PROBLEM STATEMENT |
Collect all lines from the records below that include the word "arrow".

* begin DATA EXTRACT *

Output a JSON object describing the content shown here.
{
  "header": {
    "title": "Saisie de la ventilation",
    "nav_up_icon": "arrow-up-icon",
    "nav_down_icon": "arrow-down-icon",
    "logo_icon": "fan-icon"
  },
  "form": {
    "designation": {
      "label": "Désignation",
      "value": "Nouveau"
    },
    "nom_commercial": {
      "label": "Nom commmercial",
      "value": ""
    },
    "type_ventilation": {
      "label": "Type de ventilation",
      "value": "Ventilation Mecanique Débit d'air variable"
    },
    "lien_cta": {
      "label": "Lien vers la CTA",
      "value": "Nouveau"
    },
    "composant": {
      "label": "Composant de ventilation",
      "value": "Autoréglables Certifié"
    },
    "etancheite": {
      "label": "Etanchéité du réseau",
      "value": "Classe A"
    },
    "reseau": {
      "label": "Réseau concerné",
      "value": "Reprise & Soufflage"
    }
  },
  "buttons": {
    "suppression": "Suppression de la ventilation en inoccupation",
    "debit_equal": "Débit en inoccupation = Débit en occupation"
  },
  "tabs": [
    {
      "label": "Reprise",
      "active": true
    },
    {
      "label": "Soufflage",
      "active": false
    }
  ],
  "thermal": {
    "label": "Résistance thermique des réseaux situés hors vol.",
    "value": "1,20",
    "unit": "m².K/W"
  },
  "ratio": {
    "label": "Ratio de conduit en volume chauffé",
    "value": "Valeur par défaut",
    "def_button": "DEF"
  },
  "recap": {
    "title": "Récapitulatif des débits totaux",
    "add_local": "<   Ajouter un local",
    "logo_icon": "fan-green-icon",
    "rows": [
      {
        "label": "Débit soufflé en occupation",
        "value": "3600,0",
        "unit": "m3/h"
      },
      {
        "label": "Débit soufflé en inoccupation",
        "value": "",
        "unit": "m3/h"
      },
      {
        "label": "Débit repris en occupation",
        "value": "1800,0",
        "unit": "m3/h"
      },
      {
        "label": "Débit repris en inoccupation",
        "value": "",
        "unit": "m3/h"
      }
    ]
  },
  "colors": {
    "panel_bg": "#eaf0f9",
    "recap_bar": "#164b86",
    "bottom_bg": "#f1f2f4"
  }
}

* end DATA EXTRACT *

THE ANSWER |
    "nav_up_icon": "arrow-up-icon",
    "nav_down_icon": "arrow-down-icon",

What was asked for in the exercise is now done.